_Goal:_
Extract each row below that contains the string "scan". The match is case-sensitive.

_Bounding box annotations:_
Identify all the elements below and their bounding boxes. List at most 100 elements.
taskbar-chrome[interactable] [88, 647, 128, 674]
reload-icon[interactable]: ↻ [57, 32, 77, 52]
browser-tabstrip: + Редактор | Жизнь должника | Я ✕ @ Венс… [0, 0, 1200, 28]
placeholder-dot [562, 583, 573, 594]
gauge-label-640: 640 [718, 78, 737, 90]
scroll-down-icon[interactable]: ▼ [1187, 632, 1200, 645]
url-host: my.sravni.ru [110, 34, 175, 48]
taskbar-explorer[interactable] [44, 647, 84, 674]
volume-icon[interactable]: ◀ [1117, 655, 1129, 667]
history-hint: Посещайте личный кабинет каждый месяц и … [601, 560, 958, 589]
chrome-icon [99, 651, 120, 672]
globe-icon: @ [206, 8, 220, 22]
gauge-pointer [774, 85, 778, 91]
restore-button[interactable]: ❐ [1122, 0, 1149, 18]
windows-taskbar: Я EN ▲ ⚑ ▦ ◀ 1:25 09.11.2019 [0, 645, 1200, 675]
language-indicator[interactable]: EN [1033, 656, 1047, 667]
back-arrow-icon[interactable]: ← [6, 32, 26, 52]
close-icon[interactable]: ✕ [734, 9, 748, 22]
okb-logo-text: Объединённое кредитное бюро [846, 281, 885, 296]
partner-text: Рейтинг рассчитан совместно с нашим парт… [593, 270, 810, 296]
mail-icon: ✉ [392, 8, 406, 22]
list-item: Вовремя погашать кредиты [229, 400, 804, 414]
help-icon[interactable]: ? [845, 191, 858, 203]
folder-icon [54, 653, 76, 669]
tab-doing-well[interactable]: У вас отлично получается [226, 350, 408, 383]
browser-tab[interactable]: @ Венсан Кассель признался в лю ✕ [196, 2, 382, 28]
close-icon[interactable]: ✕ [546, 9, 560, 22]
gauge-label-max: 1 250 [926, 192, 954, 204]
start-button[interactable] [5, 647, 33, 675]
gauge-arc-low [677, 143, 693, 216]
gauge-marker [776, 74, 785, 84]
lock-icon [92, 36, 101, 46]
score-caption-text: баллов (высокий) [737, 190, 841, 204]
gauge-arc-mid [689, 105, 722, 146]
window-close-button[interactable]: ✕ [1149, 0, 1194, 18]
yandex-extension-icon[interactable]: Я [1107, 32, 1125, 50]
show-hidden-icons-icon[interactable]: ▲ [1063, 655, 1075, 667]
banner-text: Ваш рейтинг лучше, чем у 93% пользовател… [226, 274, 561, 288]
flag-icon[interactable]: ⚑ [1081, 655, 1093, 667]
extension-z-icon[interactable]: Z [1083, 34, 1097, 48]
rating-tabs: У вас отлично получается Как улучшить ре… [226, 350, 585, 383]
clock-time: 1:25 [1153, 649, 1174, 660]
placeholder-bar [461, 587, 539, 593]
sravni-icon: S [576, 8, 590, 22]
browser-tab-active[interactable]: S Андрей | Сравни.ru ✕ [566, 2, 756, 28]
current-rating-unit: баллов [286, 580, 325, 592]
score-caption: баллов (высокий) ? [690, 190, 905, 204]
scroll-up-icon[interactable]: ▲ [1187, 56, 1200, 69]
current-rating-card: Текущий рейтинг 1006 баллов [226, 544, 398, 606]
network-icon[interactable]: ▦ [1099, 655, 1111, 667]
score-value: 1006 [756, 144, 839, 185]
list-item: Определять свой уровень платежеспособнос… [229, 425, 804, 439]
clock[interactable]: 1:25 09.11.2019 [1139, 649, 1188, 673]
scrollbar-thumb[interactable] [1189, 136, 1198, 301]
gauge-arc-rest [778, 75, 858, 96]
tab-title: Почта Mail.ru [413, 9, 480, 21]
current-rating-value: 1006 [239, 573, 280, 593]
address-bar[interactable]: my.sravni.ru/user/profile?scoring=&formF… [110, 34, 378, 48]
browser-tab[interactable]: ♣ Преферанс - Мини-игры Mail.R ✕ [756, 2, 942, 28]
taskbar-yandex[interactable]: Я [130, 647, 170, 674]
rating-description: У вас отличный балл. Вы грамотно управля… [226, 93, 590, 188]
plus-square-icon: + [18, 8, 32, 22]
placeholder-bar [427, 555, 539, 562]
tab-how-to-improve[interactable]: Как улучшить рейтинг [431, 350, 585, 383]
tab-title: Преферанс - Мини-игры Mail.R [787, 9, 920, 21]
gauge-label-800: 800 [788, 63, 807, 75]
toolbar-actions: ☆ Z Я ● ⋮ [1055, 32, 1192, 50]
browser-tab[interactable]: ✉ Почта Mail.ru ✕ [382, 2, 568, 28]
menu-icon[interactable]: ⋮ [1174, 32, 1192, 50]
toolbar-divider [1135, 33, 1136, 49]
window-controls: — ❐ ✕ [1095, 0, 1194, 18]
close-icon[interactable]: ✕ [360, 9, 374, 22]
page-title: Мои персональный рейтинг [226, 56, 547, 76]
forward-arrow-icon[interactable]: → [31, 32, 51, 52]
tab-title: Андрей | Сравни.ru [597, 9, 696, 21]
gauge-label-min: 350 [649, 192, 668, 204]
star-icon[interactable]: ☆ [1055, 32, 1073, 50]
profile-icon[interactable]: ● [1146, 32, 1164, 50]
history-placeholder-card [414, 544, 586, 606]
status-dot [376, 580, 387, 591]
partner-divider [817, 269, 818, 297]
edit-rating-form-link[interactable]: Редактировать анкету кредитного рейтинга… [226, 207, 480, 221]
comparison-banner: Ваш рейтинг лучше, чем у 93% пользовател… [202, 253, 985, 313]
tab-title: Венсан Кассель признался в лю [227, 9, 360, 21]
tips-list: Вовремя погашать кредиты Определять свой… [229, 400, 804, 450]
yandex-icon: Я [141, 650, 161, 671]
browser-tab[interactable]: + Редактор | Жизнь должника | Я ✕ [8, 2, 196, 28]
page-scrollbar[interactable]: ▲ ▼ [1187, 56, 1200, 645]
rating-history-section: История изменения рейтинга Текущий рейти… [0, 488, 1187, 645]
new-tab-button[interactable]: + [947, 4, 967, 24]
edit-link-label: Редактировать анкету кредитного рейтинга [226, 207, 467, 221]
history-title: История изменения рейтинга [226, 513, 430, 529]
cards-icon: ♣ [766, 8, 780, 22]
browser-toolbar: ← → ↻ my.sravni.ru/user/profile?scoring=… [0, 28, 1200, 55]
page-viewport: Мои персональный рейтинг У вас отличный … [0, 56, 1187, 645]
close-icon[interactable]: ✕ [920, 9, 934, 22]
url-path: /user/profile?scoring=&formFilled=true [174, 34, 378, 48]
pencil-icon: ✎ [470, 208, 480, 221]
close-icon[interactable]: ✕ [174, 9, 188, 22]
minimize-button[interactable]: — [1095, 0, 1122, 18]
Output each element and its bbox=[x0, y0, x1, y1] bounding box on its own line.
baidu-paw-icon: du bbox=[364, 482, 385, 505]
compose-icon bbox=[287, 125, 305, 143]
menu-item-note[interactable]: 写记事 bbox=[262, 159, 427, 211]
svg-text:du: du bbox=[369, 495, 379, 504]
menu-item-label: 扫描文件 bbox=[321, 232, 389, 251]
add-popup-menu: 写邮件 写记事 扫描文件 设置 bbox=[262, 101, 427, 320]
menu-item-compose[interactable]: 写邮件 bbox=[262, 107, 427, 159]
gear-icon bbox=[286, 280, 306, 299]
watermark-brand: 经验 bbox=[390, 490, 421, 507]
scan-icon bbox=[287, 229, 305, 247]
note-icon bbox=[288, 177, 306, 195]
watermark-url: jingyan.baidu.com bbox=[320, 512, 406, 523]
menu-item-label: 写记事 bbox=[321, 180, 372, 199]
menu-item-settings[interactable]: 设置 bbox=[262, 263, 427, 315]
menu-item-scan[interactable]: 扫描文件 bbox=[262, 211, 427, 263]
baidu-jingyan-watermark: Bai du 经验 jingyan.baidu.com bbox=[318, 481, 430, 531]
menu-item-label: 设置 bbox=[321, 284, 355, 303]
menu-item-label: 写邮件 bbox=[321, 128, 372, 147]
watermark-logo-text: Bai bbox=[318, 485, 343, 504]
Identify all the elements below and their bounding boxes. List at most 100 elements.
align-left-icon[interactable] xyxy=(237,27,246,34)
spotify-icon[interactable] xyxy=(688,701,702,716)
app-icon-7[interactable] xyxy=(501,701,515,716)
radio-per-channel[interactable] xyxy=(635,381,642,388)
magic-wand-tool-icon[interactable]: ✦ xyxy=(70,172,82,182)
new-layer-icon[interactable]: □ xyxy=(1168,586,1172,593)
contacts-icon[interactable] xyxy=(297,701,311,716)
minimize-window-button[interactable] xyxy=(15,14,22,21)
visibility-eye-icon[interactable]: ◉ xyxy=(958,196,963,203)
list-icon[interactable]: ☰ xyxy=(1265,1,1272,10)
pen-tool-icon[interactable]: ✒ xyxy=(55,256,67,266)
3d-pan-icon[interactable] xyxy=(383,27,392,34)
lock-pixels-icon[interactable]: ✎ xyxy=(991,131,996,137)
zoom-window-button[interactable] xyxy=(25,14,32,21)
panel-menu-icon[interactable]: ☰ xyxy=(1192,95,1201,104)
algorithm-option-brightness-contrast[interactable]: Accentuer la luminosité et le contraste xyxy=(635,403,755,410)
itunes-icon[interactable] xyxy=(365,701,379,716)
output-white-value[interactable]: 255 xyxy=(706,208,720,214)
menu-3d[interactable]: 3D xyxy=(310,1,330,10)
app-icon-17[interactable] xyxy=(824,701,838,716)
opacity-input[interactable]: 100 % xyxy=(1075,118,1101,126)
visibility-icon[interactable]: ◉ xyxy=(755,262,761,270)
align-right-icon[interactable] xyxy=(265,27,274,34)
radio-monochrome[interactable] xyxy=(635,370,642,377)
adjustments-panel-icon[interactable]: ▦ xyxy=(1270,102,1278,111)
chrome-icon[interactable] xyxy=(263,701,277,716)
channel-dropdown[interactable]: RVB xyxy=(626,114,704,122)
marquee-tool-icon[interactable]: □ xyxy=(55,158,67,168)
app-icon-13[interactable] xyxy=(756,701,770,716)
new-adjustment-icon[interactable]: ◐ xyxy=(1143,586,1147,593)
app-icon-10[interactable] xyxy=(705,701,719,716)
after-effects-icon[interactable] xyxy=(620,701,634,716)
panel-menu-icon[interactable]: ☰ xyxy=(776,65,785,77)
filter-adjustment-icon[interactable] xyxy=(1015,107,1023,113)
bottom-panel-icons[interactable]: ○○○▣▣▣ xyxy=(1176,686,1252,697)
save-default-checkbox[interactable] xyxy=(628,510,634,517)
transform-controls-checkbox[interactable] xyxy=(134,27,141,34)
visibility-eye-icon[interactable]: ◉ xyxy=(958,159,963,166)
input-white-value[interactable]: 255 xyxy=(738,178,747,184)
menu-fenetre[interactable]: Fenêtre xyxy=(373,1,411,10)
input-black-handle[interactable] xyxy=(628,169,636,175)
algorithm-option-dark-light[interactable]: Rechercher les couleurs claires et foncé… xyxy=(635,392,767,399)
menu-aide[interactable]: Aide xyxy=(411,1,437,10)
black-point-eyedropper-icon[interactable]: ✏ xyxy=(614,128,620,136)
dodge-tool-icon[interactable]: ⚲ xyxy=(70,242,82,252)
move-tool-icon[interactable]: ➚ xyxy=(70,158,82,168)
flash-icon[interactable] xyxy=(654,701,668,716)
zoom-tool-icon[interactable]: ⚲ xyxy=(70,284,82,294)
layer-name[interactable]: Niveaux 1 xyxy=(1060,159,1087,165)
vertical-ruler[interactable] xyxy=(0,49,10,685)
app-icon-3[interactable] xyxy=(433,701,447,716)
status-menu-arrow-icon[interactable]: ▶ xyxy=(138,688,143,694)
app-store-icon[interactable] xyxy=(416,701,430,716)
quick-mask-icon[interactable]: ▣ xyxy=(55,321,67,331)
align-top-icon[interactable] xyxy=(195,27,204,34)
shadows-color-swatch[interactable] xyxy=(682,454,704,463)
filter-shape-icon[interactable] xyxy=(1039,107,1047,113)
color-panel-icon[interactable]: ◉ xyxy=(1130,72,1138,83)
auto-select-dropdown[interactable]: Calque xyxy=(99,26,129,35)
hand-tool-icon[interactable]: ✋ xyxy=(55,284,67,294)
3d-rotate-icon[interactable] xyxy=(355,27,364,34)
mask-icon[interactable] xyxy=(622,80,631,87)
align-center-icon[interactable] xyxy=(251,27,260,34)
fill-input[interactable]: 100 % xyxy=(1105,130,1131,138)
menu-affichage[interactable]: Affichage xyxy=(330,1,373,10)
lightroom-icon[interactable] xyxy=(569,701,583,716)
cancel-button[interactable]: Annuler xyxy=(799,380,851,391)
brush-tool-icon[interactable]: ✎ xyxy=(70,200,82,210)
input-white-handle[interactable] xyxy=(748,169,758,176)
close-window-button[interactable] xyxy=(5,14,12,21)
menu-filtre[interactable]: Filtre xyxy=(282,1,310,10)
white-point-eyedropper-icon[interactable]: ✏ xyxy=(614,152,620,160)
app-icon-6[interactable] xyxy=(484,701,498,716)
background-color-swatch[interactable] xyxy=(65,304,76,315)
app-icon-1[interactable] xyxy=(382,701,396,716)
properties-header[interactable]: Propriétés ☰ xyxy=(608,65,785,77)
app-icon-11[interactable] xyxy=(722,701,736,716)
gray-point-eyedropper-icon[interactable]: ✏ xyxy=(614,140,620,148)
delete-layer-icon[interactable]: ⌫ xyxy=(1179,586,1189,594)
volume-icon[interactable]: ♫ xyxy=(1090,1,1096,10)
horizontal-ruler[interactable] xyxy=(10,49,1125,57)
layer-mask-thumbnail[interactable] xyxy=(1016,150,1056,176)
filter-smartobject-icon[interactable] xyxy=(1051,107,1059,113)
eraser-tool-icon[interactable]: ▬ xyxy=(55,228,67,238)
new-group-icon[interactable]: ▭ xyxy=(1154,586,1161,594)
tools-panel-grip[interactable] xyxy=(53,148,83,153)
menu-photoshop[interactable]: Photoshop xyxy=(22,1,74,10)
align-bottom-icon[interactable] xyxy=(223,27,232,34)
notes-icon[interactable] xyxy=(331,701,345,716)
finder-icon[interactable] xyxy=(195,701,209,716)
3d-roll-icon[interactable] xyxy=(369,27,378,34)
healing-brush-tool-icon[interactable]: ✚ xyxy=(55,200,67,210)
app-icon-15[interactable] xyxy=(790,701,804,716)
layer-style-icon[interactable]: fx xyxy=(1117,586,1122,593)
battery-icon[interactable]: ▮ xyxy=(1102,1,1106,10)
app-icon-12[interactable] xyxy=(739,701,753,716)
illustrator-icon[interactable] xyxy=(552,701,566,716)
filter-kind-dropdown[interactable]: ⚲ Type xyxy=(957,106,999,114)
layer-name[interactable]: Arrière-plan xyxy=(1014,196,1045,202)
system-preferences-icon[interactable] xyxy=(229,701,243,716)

_Completed exercise:_
scan-icon bbox=[287, 229, 305, 247]
menu-item-scan[interactable]: 扫描文件 bbox=[262, 211, 427, 263]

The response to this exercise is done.